▶ _DIRECTIVE_:
Find the lines holding "приложения" and copy them.

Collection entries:
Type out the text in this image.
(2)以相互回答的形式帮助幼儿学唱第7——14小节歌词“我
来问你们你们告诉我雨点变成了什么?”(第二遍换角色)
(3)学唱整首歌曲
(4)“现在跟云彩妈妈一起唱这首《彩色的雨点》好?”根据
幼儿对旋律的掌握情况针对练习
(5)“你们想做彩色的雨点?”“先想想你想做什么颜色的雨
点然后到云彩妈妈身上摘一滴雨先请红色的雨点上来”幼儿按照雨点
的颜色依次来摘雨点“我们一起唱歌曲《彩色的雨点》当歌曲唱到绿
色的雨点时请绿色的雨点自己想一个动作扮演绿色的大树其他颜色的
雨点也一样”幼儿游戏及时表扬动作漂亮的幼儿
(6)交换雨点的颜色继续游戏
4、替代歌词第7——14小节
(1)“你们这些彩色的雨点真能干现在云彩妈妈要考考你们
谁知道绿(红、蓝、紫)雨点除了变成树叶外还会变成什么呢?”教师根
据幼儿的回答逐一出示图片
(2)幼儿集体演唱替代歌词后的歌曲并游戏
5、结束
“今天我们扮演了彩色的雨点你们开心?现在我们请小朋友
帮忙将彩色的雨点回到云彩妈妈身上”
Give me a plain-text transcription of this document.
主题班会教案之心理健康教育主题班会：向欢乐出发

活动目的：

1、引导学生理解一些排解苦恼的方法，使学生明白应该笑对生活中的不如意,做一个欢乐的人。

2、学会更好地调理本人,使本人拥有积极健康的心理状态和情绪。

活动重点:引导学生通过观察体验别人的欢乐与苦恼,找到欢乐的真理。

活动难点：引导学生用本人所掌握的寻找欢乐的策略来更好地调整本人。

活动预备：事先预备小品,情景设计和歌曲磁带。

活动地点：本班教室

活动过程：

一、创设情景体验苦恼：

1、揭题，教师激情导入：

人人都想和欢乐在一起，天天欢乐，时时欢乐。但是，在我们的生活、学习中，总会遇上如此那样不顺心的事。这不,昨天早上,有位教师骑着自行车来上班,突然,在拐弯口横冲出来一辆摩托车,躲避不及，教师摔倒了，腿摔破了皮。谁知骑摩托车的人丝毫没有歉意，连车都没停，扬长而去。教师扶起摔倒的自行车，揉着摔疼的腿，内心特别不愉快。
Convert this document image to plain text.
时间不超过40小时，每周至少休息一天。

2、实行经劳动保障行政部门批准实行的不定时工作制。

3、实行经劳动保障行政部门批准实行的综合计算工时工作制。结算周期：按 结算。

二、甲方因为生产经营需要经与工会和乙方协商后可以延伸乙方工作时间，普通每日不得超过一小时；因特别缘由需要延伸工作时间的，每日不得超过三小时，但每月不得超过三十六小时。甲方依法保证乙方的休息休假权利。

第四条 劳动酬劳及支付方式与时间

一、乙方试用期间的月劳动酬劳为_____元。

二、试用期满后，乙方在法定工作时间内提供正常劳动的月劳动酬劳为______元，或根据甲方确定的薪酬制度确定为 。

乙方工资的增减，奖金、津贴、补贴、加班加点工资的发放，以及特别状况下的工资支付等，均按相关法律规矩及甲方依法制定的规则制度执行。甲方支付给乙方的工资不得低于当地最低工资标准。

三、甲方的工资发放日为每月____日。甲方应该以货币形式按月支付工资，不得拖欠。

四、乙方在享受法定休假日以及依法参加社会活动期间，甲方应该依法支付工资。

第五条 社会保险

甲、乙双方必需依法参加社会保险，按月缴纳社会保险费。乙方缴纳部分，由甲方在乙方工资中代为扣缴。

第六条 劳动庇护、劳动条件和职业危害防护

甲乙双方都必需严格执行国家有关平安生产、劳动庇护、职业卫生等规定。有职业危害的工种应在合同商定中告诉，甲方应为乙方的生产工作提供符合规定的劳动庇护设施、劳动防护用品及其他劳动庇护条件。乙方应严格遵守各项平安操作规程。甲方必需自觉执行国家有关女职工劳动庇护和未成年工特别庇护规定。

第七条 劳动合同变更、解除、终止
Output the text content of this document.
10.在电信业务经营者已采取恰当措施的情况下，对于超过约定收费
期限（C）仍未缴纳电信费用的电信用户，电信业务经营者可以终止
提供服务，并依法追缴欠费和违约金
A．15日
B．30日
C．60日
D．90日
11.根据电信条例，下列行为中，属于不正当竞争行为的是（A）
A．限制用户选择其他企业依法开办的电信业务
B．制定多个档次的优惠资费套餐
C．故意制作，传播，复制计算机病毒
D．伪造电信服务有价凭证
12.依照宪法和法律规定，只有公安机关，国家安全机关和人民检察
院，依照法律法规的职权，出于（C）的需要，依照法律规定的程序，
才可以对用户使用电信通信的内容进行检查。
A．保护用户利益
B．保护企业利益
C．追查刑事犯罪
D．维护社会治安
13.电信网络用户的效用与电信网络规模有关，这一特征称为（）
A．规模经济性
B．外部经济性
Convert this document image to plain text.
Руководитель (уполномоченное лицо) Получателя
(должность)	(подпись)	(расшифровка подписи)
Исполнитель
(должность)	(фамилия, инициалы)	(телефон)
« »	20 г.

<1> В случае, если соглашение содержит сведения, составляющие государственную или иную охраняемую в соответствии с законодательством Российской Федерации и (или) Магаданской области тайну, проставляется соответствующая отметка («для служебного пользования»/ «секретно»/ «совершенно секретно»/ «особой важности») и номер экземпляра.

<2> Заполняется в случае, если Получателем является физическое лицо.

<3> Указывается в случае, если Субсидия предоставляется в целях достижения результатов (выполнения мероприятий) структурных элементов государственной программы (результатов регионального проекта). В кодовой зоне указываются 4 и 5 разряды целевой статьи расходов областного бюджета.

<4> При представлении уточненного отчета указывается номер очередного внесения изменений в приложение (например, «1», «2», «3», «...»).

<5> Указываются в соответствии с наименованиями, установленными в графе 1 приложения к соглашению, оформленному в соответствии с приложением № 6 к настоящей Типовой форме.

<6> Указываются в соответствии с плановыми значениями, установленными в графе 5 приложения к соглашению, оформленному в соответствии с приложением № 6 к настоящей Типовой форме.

▶ _ANSWER TO THIS EXERCISE_:
<5> Указываются в соответствии с наименованиями, установленными в графе 1 приложения к соглашению, оформленному в соответствии с приложением № 6 к настоящей Типовой форме.
<6> Указываются в соответствии с плановыми значениями, установленными в графе 5 приложения к соглашению, оформленному в соответствии с приложением № 6 к настоящей Типовой форме.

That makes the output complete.